Set problem - Skip the pictures and extract all of the lines exactly as written.
** start Stored data **
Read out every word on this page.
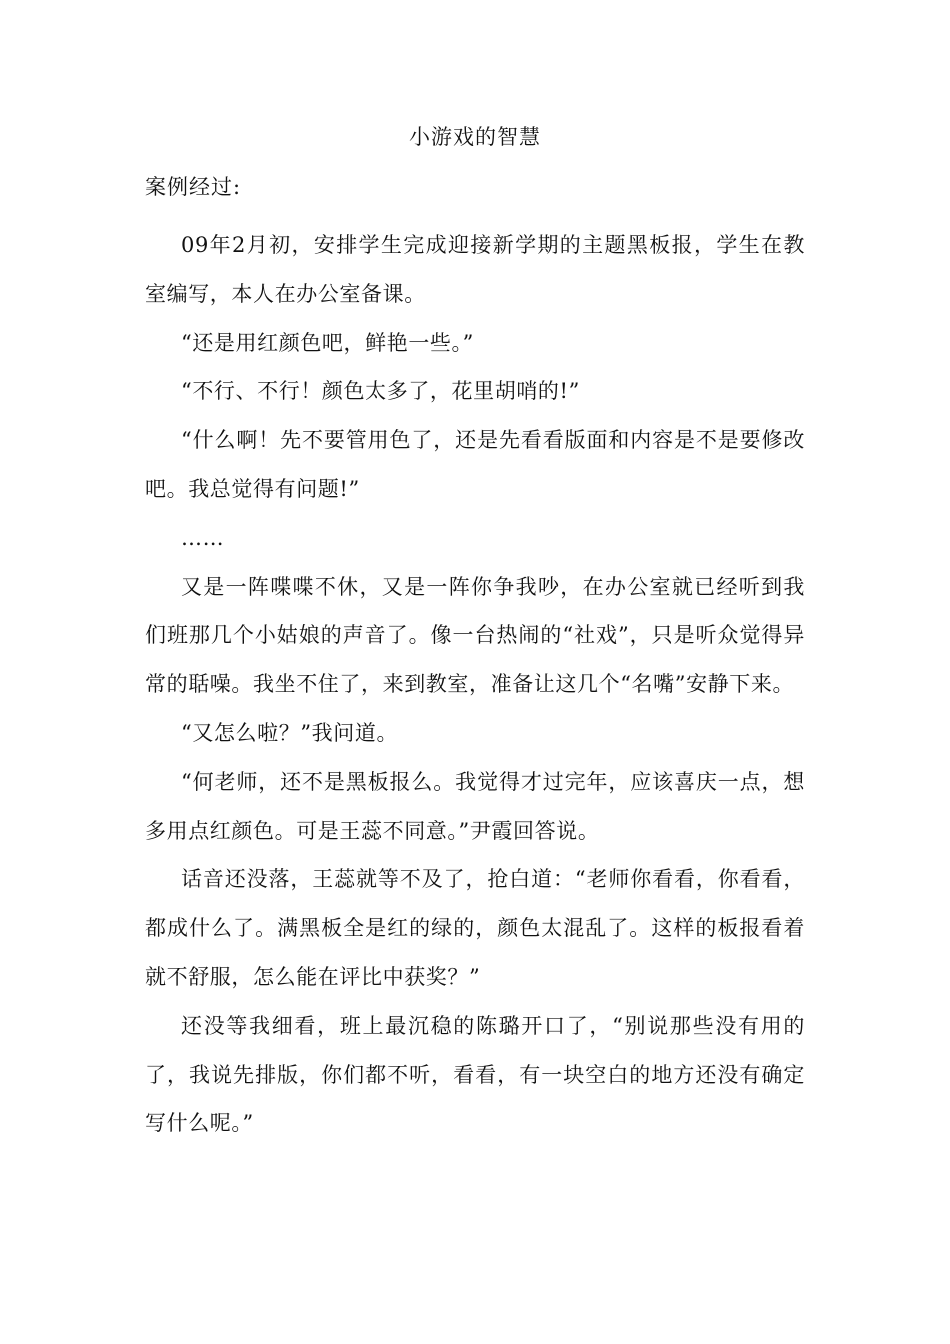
小游戏的智慧
案例经过:

09年2月初，安排学生完成迎接新学期的主题黑板报，学生在教室编写，本人在办公室备课。

“还是用红颜色吧，鲜艳一些。”

“不行、不行！颜色太多了，花里胡哨的!”

“什么啊！先不要管用色了，还是先看看版面和内容是不是要修改吧。我总觉得有问题!”

……

又是一阵喋喋不休，又是一阵你争我吵，在办公室就已经听到我们班那几个小姑娘的声音了。像一台热闹的“社戏”，只是听众觉得异常的聒噪。我坐不住了，来到教室，准备让这几个“名嘴”安静下来。

“又怎么啦？”我问道。

“何老师，还不是黑板报么。我觉得才过完年，应该喜庆一点，想多用点红颜色。可是王蕊不同意。”尹霞回答说。

话音还没落，王蕊就等不及了，抢白道：“老师你看看，你看看，都成什么了。满黑板全是红的绿的，颜色太混乱了。这样的板报看着就不舒服，怎么能在评比中获奖？”

还没等我细看，班上最沉稳的陈璐开口了，“别说那些没有用的了，我说先排版，你们都不听，看看，有一块空白的地方还没有确定写什么呢。”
** end Stored data **
Solution for this task -
Read out every word on this page.
小游戏的智慧
案例经过:

09年2月初，安排学生完成迎接新学期的主题黑板报，学生在教室编写，本人在办公室备课。

“还是用红颜色吧，鲜艳一些。”

“不行、不行！颜色太多了，花里胡哨的!”

“什么啊！先不要管用色了，还是先看看版面和内容是不是要修改吧。我总觉得有问题!”

……

又是一阵喋喋不休，又是一阵你争我吵，在办公室就已经听到我们班那几个小姑娘的声音了。像一台热闹的“社戏”，只是听众觉得异常的聒噪。我坐不住了，来到教室，准备让这几个“名嘴”安静下来。

“又怎么啦？”我问道。

“何老师，还不是黑板报么。我觉得才过完年，应该喜庆一点，想多用点红颜色。可是王蕊不同意。”尹霞回答说。

话音还没落，王蕊就等不及了，抢白道：“老师你看看，你看看，都成什么了。满黑板全是红的绿的，颜色太混乱了。这样的板报看着就不舒服，怎么能在评比中获奖？”

还没等我细看，班上最沉稳的陈璐开口了，“别说那些没有用的了，我说先排版，你们都不听，看看，有一块空白的地方还没有确定写什么呢。”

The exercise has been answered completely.